**Problem requirements**
Leave out the pictures and restate the rest of the data exactly.

━━━

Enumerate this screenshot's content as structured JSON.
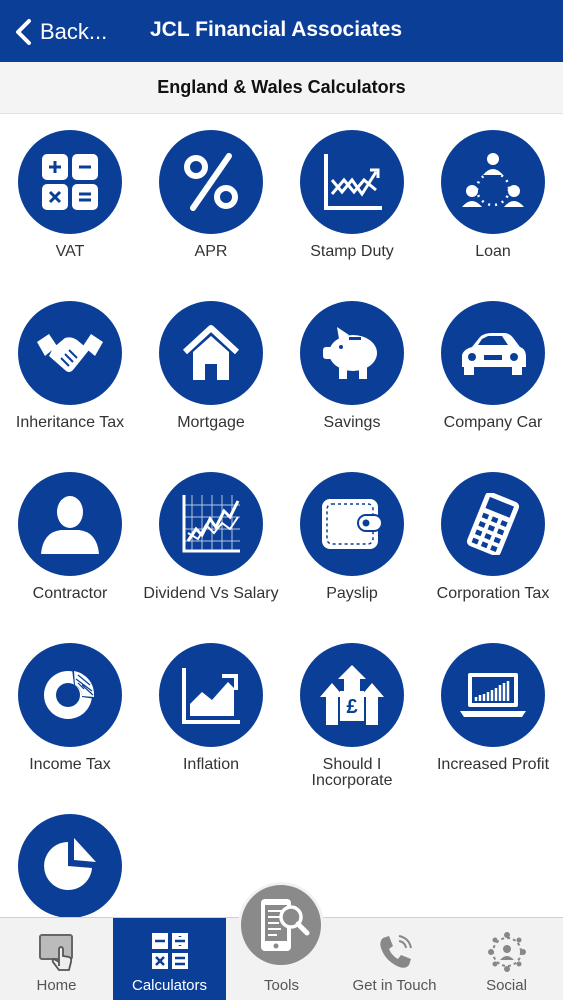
{
  "header": {
    "back_label": "Back...",
    "title": "JCL Financial Associates"
  },
  "subheader": {
    "title": "England & Wales Calculators"
  },
  "calculators": [
    {
      "label": "VAT",
      "icon": "calculator-keys-icon"
    },
    {
      "label": "APR",
      "icon": "percent-icon"
    },
    {
      "label": "Stamp Duty",
      "icon": "trend-chart-icon"
    },
    {
      "label": "Loan",
      "icon": "people-network-icon"
    },
    {
      "label": "Inheritance Tax",
      "icon": "handshake-icon"
    },
    {
      "label": "Mortgage",
      "icon": "house-icon"
    },
    {
      "label": "Savings",
      "icon": "piggy-bank-icon"
    },
    {
      "label": "Company Car",
      "icon": "car-icon"
    },
    {
      "label": "Contractor",
      "icon": "person-icon"
    },
    {
      "label": "Dividend Vs Salary",
      "icon": "stock-graph-icon"
    },
    {
      "label": "Payslip",
      "icon": "wallet-icon"
    },
    {
      "label": "Corporation Tax",
      "icon": "calculator-icon"
    },
    {
      "label": "Income Tax",
      "icon": "donut-chart-icon"
    },
    {
      "label": "Inflation",
      "icon": "rising-chart-icon"
    },
    {
      "label": "Should I Incorporate",
      "icon": "pound-arrows-icon"
    },
    {
      "label": "Increased Profit",
      "icon": "laptop-chart-icon"
    },
    {
      "label": "",
      "icon": "pie-chart-icon"
    }
  ],
  "tabbar": {
    "home": "Home",
    "calculators": "Calculators",
    "tools": "Tools",
    "get_in_touch": "Get in Touch",
    "social": "Social"
  },
  "colors": {
    "brand_blue": "#0b3f97",
    "tab_bg": "#f2f2f2",
    "fab_grey": "#8a8a8a"
  }
}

━━━

**The result**
Enumerate this screenshot's content as structured JSON.
{
  "header": {
    "back_label": "Back...",
    "title": "JCL Financial Associates"
  },
  "subheader": {
    "title": "England & Wales Calculators"
  },
  "calculators": [
    {
      "label": "VAT",
      "icon": "calculator-keys-icon"
    },
    {
      "label": "APR",
      "icon": "percent-icon"
    },
    {
      "label": "Stamp Duty",
      "icon": "trend-chart-icon"
    },
    {
      "label": "Loan",
      "icon": "people-network-icon"
    },
    {
      "label": "Inheritance Tax",
      "icon": "handshake-icon"
    },
    {
      "label": "Mortgage",
      "icon": "house-icon"
    },
    {
      "label": "Savings",
      "icon": "piggy-bank-icon"
    },
    {
      "label": "Company Car",
      "icon": "car-icon"
    },
    {
      "label": "Contractor",
      "icon": "person-icon"
    },
    {
      "label": "Dividend Vs Salary",
      "icon": "stock-graph-icon"
    },
    {
      "label": "Payslip",
      "icon": "wallet-icon"
    },
    {
      "label": "Corporation Tax",
      "icon": "calculator-icon"
    },
    {
      "label": "Income Tax",
      "icon": "donut-chart-icon"
    },
    {
      "label": "Inflation",
      "icon": "rising-chart-icon"
    },
    {
      "label": "Should I Incorporate",
      "icon": "pound-arrows-icon"
    },
    {
      "label": "Increased Profit",
      "icon": "laptop-chart-icon"
    },
    {
      "label": "",
      "icon": "pie-chart-icon"
    }
  ],
  "tabbar": {
    "home": "Home",
    "calculators": "Calculators",
    "tools": "Tools",
    "get_in_touch": "Get in Touch",
    "social": "Social"
  },
  "colors": {
    "brand_blue": "#0b3f97",
    "tab_bg": "#f2f2f2",
    "fab_grey": "#8a8a8a"
  }
}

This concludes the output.